• **Your objective**:
Keep the pictures out of the copy and print all the entries below exactly.

[Items from a data source]
• • •

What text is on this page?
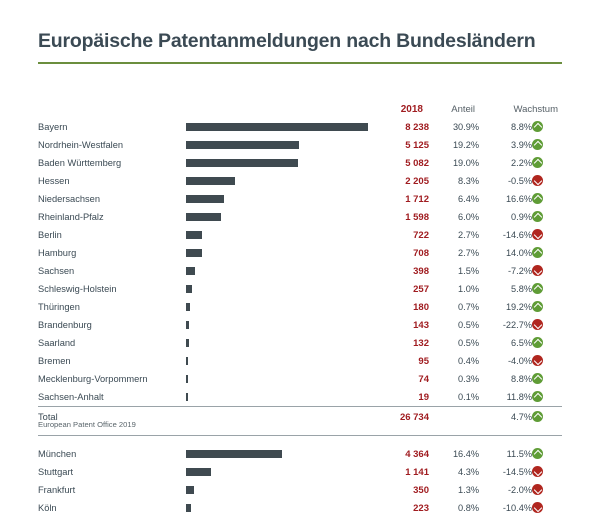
Europäische Patentanmeldungen nach Bundesländern
		2018	Anteil	Wachstum	
Bayern		8 238	30.9%	8.8%	
Nordrhein-Westfalen		5 125	19.2%	3.9%	
Baden Württemberg		5 082	19.0%	2.2%	
Hessen		2 205	8.3%	-0.5%	
Niedersachsen		1 712	6.4%	16.6%	
Rheinland-Pfalz		1 598	6.0%	0.9%	
Berlin		722	2.7%	-14.6%	
Hamburg		708	2.7%	14.0%	
Sachsen		398	1.5%	-7.2%	
Schleswig-Holstein		257	1.0%	5.8%	
Thüringen		180	0.7%	19.2%	
Brandenburg		143	0.5%	-22.7%	
Saarland		132	0.5%	6.5%	
Bremen		95	0.4%	-4.0%	
Mecklenburg-Vorpommern		74	0.3%	8.8%	
Sachsen-Anhalt		19	0.1%	11.8%	
Total		26 734		4.7%	

München		4 364	16.4%	11.5%	
Stuttgart		1 141	4.3%	-14.5%	
Frankfurt		350	1.3%	-2.0%	
Köln		223	0.8%	-10.4%	
European Patent Office 2019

• • •

• **Correct result**:
What text is on this page?
Europäische Patentanmeldungen nach Bundesländern
		2018	Anteil	Wachstum	
Bayern		8 238	30.9%	8.8%	
Nordrhein-Westfalen		5 125	19.2%	3.9%	
Baden Württemberg		5 082	19.0%	2.2%	
Hessen		2 205	8.3%	-0.5%	
Niedersachsen		1 712	6.4%	16.6%	
Rheinland-Pfalz		1 598	6.0%	0.9%	
Berlin		722	2.7%	-14.6%	
Hamburg		708	2.7%	14.0%	
Sachsen		398	1.5%	-7.2%	
Schleswig-Holstein		257	1.0%	5.8%	
Thüringen		180	0.7%	19.2%	
Brandenburg		143	0.5%	-22.7%	
Saarland		132	0.5%	6.5%	
Bremen		95	0.4%	-4.0%	
Mecklenburg-Vorpommern		74	0.3%	8.8%	
Sachsen-Anhalt		19	0.1%	11.8%	
Total		26 734		4.7%	

München		4 364	16.4%	11.5%	
Stuttgart		1 141	4.3%	-14.5%	
Frankfurt		350	1.3%	-2.0%	
Köln		223	0.8%	-10.4%	
European Patent Office 2019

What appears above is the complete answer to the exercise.